> [GIVEN INSTRUCTION] Look through the records below and give the number of lines holding the string "Justo", nothing more.

Extracted records
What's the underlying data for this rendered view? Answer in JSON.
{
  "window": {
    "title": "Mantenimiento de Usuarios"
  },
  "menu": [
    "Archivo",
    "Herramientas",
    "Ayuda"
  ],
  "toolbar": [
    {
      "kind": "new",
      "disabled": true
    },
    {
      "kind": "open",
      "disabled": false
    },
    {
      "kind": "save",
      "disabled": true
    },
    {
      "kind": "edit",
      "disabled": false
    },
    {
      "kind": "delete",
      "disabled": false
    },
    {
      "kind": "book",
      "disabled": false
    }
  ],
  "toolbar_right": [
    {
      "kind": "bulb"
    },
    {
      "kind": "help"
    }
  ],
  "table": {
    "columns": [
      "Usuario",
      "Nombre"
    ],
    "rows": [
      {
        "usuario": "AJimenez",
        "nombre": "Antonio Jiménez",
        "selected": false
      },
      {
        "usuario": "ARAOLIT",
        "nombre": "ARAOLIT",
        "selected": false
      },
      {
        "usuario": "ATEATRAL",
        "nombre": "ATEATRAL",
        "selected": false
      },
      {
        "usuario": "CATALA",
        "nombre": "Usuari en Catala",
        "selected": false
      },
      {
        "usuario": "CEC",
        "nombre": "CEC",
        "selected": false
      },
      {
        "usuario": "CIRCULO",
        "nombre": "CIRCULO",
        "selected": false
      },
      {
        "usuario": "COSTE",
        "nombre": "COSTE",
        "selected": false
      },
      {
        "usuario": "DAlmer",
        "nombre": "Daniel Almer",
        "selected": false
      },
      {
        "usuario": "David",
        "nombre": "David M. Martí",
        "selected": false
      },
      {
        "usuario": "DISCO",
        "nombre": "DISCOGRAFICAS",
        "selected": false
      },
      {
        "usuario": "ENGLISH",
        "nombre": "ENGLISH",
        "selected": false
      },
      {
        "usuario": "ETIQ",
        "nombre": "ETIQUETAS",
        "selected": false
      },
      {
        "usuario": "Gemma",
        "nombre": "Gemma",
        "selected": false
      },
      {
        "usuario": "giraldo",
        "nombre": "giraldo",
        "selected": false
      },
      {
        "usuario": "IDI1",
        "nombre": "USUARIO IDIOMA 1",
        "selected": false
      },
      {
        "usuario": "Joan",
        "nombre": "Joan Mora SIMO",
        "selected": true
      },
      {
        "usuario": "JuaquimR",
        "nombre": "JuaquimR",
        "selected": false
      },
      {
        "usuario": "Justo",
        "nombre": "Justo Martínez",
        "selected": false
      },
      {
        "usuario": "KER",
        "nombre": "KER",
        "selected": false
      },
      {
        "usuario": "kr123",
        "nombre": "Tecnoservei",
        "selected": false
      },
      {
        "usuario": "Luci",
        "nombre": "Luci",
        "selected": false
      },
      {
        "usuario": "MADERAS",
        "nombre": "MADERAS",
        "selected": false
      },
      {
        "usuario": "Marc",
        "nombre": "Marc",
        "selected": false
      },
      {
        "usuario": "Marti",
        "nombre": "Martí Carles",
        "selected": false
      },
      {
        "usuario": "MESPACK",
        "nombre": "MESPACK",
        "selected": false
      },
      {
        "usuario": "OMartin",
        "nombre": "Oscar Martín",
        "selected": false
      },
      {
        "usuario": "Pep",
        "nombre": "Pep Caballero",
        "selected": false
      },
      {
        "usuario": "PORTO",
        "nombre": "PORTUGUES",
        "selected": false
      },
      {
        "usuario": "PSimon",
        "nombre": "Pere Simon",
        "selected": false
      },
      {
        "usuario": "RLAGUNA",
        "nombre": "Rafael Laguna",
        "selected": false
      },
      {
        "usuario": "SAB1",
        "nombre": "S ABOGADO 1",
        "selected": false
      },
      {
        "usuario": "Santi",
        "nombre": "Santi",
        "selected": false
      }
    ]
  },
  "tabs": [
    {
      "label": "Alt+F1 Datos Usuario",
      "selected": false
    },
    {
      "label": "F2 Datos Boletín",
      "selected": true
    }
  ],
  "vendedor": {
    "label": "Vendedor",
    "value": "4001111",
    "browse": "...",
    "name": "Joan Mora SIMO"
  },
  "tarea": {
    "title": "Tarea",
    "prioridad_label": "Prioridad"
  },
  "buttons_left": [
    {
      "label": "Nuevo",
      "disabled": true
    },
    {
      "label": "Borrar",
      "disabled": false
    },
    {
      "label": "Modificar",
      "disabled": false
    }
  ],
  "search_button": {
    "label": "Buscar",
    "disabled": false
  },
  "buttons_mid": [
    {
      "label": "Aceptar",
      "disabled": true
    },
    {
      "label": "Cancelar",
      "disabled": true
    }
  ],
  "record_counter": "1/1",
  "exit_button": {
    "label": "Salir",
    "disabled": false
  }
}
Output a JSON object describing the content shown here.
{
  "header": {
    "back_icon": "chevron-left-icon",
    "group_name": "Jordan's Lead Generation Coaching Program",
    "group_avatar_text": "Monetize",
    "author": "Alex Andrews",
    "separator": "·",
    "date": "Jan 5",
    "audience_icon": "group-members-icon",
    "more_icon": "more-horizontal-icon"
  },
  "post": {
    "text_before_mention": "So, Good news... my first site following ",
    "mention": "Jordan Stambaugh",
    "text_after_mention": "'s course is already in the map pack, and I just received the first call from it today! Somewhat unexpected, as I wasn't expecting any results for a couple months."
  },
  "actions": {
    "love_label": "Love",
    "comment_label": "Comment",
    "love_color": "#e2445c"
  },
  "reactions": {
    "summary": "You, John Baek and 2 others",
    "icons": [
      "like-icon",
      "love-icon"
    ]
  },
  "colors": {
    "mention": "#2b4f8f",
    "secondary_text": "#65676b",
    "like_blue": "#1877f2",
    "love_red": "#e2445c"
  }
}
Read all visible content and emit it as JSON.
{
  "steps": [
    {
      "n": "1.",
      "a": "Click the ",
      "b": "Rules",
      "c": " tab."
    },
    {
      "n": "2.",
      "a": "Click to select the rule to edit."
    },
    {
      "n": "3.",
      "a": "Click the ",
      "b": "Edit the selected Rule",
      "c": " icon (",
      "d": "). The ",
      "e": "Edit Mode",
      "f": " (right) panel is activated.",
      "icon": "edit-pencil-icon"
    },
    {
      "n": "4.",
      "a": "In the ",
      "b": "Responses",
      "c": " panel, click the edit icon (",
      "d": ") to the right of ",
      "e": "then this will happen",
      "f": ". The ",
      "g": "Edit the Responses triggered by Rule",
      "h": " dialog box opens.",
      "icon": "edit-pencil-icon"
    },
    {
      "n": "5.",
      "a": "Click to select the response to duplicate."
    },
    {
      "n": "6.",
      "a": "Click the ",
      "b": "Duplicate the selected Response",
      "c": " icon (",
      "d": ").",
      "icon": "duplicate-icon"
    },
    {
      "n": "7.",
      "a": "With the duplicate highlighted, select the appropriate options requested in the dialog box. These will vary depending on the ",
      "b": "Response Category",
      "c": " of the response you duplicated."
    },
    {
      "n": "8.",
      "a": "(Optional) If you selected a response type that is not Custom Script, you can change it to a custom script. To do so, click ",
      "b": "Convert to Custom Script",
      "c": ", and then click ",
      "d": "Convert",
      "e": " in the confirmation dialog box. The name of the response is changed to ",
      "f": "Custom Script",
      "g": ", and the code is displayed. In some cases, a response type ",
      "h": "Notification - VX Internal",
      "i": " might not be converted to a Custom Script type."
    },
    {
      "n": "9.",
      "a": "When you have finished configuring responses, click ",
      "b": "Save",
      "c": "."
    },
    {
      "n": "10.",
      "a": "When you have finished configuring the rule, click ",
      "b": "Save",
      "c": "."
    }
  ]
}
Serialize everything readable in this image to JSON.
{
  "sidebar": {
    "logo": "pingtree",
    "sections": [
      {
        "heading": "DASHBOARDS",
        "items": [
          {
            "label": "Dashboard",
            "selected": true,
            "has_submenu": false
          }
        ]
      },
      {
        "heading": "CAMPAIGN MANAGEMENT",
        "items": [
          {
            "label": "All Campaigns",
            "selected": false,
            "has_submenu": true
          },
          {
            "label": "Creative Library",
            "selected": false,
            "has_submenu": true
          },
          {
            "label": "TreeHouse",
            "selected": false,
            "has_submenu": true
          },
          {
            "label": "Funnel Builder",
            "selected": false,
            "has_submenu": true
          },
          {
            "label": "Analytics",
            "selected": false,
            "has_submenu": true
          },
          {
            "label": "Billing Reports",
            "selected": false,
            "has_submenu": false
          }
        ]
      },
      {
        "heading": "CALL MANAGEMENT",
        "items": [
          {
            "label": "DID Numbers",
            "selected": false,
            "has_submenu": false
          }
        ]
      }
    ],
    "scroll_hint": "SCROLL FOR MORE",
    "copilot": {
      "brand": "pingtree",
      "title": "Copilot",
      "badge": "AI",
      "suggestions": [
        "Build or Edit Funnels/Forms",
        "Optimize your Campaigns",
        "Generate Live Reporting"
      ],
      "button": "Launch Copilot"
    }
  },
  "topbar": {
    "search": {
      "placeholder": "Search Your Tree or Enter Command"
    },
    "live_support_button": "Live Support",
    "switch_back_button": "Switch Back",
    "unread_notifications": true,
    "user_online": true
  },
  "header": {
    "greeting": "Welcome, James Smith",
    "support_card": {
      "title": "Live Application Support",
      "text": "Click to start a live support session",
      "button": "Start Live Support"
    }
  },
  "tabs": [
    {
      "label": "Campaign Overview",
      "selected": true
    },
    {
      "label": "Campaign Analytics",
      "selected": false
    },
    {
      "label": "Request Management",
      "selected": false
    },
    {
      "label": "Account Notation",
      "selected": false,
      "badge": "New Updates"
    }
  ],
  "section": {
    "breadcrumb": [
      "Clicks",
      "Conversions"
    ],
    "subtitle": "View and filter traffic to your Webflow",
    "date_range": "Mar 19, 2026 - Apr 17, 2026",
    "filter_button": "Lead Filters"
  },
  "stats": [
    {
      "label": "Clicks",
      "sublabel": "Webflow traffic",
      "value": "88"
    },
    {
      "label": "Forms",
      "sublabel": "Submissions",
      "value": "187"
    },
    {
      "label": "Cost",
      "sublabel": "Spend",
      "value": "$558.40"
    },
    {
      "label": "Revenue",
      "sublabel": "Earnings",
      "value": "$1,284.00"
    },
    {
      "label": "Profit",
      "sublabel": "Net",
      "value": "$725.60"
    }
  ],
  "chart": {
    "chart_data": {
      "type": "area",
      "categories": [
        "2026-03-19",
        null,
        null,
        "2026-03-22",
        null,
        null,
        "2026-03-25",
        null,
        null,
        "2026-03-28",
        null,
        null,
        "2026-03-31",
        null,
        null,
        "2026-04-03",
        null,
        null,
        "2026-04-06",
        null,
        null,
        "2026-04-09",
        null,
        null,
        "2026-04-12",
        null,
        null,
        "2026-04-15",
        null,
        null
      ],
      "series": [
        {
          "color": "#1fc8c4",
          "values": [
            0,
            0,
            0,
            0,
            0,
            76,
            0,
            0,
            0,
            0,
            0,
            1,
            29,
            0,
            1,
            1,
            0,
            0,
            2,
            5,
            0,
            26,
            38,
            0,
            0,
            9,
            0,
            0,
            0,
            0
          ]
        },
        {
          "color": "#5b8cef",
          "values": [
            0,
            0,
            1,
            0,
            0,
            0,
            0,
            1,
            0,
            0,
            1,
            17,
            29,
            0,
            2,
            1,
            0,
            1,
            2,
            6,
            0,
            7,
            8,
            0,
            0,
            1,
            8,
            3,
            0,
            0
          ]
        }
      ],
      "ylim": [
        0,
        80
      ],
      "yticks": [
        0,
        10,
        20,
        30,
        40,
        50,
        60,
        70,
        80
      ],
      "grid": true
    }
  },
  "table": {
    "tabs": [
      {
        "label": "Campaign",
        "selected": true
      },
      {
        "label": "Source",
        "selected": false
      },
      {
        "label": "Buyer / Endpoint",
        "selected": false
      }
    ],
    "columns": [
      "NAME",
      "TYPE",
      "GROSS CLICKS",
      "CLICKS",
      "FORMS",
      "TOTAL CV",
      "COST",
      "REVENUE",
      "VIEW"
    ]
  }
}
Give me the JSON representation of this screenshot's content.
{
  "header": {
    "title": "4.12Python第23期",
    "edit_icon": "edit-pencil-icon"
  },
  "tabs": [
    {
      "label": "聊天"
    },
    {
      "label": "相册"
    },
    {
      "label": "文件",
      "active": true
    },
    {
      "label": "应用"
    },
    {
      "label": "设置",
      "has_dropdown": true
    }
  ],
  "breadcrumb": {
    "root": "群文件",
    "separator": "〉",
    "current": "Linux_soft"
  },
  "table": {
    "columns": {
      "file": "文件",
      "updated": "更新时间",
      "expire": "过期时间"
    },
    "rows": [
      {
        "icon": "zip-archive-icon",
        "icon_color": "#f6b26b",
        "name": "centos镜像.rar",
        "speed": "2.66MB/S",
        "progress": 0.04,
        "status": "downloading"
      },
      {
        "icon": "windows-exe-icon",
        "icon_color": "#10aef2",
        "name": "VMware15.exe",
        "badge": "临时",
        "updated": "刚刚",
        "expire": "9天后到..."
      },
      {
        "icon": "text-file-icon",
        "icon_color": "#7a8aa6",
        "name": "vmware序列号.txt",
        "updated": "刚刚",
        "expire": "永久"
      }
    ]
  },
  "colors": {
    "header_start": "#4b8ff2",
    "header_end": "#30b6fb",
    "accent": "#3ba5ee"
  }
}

> [THE RESPONSE] 2